(Collected data entries)
====================

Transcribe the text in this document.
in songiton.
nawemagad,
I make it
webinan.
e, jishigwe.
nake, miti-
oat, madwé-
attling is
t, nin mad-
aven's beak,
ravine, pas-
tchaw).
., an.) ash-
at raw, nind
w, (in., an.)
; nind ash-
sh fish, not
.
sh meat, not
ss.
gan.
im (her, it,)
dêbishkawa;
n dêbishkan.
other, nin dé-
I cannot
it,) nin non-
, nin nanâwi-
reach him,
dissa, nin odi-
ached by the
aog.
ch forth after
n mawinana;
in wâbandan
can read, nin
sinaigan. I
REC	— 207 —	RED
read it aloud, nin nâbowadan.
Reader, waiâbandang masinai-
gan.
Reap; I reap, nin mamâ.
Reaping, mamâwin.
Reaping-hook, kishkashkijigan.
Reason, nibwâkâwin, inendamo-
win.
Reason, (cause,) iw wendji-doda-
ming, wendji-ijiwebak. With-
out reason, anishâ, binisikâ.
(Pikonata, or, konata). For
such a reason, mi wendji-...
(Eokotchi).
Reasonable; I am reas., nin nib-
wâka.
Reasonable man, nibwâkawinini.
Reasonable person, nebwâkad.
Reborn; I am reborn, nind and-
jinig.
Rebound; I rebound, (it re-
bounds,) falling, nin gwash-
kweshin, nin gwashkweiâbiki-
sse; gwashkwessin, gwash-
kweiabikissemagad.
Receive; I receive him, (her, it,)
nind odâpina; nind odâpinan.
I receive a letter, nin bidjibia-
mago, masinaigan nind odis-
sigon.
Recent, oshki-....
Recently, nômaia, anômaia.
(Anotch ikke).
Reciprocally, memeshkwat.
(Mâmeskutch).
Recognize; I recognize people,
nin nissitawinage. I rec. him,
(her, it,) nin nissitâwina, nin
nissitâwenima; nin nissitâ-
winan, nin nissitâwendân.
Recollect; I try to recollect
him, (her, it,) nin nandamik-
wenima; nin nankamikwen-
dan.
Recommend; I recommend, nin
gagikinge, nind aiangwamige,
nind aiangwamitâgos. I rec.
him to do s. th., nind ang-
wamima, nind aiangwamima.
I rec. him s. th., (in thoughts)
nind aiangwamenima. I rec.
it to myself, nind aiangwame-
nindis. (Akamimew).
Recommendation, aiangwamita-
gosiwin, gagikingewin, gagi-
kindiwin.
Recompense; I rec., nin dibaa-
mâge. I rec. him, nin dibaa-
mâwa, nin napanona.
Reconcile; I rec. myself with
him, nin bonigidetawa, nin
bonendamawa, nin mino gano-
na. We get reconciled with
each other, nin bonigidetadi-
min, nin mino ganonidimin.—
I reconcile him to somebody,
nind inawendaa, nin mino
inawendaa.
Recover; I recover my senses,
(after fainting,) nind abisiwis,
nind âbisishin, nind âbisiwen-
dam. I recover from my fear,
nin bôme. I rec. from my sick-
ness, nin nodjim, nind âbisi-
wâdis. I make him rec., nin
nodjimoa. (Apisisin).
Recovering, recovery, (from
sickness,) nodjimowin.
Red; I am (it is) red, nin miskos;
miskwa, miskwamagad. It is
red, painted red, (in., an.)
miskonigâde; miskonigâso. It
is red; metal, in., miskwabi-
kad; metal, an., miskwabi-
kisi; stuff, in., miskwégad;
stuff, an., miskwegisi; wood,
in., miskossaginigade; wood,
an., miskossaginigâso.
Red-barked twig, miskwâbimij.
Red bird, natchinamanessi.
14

====================

Reproduce all of the data exactly as given.

Transcribe the text in this document.
in songiton.
nawemagad,
I make it
webinan.
e, jishigwe.
nake, miti-
oat, madwé-
attling is
t, nin mad-
aven's beak,
ravine, pas-
tchaw).
., an.) ash-
at raw, nind
w, (in., an.)
; nind ash-
sh fish, not
.
sh meat, not
ss.
gan.
im (her, it,)
dêbishkawa;
n dêbishkan.
other, nin dé-
I cannot
it,) nin non-
, nin nanâwi-
reach him,
dissa, nin odi-
ached by the
aog.
ch forth after
n mawinana;
in wâbandan
can read, nin
sinaigan. I
REC	— 207 —	RED
read it aloud, nin nâbowadan.
Reader, waiâbandang masinai-
gan.
Reap; I reap, nin mamâ.
Reaping, mamâwin.
Reaping-hook, kishkashkijigan.
Reason, nibwâkâwin, inendamo-
win.
Reason, (cause,) iw wendji-doda-
ming, wendji-ijiwebak. With-
out reason, anishâ, binisikâ.
(Pikonata, or, konata). For
such a reason, mi wendji-...
(Eokotchi).
Reasonable; I am reas., nin nib-
wâka.
Reasonable man, nibwâkawinini.
Reasonable person, nebwâkad.
Reborn; I am reborn, nind and-
jinig.
Rebound; I rebound, (it re-
bounds,) falling, nin gwash-
kweshin, nin gwashkweiâbiki-
sse; gwashkwessin, gwash-
kweiabikissemagad.
Receive; I receive him, (her, it,)
nind odâpina; nind odâpinan.
I receive a letter, nin bidjibia-
mago, masinaigan nind odis-
sigon.
Recent, oshki-....
Recently, nômaia, anômaia.
(Anotch ikke).
Reciprocally, memeshkwat.
(Mâmeskutch).
Recognize; I recognize people,
nin nissitawinage. I rec. him,
(her, it,) nin nissitâwina, nin
nissitâwenima; nin nissitâ-
winan, nin nissitâwendân.
Recollect; I try to recollect
him, (her, it,) nin nandamik-
wenima; nin nankamikwen-
dan.
Recommend; I recommend, nin
gagikinge, nind aiangwamige,
nind aiangwamitâgos. I rec.
him to do s. th., nind ang-
wamima, nind aiangwamima.
I rec. him s. th., (in thoughts)
nind aiangwamenima. I rec.
it to myself, nind aiangwame-
nindis. (Akamimew).
Recommendation, aiangwamita-
gosiwin, gagikingewin, gagi-
kindiwin.
Recompense; I rec., nin dibaa-
mâge. I rec. him, nin dibaa-
mâwa, nin napanona.
Reconcile; I rec. myself with
him, nin bonigidetawa, nin
bonendamawa, nin mino gano-
na. We get reconciled with
each other, nin bonigidetadi-
min, nin mino ganonidimin.—
I reconcile him to somebody,
nind inawendaa, nin mino
inawendaa.
Recover; I recover my senses,
(after fainting,) nind abisiwis,
nind âbisishin, nind âbisiwen-
dam. I recover from my fear,
nin bôme. I rec. from my sick-
ness, nin nodjim, nind âbisi-
wâdis. I make him rec., nin
nodjimoa. (Apisisin).
Recovering, recovery, (from
sickness,) nodjimowin.
Red; I am (it is) red, nin miskos;
miskwa, miskwamagad. It is
red, painted red, (in., an.)
miskonigâde; miskonigâso. It
is red; metal, in., miskwabi-
kad; metal, an., miskwabi-
kisi; stuff, in., miskwégad;
stuff, an., miskwegisi; wood,
in., miskossaginigade; wood,
an., miskossaginigâso.
Red-barked twig, miskwâbimij.
Red bird, natchinamanessi.
14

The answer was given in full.